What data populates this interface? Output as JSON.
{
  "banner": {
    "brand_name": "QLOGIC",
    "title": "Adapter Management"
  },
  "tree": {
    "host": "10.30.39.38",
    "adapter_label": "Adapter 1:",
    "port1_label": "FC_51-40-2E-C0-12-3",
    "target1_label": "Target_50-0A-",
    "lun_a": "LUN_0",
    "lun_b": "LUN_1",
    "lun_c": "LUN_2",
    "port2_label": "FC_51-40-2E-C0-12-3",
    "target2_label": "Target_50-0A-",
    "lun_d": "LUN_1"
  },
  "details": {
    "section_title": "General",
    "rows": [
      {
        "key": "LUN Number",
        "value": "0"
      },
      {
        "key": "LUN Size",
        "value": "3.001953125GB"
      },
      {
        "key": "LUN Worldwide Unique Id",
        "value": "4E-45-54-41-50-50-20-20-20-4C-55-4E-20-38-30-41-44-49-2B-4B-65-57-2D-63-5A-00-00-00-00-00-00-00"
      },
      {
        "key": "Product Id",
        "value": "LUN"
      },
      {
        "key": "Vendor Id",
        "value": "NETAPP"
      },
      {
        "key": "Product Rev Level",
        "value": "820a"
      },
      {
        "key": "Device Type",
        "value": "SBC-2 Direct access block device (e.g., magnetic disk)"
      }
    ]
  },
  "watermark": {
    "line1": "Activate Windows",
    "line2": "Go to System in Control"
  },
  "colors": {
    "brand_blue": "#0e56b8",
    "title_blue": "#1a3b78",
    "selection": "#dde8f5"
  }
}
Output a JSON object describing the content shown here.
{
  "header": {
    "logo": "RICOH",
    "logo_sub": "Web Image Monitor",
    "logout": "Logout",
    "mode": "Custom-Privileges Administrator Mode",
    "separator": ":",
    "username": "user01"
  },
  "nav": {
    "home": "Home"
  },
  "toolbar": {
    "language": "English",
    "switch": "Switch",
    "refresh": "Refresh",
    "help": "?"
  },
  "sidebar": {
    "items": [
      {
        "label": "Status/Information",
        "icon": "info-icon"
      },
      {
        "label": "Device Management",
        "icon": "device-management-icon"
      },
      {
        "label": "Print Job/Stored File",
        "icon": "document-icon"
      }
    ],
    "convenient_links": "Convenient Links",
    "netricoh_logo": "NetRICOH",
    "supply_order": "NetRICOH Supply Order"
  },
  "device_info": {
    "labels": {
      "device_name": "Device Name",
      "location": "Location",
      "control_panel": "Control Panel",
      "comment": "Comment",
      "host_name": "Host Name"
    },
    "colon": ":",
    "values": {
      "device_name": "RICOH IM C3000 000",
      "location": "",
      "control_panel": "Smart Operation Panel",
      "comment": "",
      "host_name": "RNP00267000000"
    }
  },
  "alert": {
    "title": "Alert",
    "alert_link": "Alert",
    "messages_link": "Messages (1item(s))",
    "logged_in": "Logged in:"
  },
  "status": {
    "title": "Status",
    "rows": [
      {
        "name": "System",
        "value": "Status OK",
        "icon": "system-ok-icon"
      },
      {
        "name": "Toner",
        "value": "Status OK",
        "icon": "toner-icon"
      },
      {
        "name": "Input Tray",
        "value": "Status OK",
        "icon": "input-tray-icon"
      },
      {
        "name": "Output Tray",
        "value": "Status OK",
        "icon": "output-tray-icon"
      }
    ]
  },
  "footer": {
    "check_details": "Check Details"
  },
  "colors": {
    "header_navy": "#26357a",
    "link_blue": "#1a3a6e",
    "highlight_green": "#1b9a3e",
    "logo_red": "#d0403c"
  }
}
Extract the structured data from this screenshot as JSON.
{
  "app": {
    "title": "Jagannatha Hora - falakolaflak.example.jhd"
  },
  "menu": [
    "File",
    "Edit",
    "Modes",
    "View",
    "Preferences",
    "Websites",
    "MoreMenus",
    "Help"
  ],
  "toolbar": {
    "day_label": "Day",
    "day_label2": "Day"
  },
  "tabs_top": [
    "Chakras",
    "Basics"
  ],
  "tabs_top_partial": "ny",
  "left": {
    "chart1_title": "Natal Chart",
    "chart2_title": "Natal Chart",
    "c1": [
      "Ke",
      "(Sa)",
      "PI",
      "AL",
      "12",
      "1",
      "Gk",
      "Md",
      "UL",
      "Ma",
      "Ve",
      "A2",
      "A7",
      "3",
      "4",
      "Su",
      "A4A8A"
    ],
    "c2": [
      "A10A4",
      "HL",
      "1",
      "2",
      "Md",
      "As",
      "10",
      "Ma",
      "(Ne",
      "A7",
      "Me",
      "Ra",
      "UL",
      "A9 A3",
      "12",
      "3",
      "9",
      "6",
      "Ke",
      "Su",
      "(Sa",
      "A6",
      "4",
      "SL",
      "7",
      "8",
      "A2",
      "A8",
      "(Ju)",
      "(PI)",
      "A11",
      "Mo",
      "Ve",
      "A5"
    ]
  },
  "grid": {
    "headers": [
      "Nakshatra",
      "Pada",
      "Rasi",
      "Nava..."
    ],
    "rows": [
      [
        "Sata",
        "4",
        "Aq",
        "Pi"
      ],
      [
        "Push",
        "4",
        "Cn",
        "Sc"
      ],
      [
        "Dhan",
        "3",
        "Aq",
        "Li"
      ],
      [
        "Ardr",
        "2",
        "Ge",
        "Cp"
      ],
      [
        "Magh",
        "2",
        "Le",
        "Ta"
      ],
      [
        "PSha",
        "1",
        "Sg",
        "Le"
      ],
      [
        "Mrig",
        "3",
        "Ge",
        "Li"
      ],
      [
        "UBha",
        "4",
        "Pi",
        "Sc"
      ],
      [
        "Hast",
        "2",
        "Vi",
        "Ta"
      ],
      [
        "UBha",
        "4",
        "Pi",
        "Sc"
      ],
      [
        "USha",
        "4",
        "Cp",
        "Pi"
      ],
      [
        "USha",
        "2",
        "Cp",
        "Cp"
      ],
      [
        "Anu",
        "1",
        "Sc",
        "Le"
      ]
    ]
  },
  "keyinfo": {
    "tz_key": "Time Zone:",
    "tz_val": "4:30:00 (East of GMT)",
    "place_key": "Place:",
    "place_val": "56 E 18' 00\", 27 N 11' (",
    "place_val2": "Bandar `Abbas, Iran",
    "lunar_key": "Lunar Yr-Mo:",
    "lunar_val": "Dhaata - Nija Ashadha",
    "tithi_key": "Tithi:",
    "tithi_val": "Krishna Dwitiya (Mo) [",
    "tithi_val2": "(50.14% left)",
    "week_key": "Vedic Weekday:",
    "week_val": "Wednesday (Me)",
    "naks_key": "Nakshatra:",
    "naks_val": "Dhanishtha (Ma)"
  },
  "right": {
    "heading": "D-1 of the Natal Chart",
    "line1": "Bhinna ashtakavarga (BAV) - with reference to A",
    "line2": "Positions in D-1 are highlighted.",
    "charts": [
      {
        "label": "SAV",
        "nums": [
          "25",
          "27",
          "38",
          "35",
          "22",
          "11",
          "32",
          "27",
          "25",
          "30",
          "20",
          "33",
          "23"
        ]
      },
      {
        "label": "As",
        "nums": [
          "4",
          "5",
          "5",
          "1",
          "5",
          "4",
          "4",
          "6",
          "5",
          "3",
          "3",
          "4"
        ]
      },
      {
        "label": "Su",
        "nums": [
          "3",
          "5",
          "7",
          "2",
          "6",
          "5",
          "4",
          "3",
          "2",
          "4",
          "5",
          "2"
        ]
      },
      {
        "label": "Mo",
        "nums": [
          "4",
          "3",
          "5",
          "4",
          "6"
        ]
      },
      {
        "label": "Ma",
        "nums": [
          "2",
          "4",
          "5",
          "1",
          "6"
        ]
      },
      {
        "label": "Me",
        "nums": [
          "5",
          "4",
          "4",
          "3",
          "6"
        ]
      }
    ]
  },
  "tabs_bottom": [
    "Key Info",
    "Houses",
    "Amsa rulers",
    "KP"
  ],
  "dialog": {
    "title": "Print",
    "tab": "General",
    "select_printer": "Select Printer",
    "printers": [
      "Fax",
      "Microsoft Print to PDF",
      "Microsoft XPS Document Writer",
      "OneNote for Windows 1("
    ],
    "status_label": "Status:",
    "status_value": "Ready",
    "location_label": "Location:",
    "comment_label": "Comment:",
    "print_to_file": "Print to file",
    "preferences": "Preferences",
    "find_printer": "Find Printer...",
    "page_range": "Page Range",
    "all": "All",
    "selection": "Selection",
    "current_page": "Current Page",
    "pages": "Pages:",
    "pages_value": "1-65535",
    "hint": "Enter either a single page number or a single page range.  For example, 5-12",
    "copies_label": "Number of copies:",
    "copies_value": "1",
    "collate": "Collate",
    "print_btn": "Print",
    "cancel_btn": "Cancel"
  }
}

• Written instruction
Pull out each line containing the word "Microsoft" and copy it.

• Final result
      "Microsoft Print to PDF",
      "Microsoft XPS Document Writer",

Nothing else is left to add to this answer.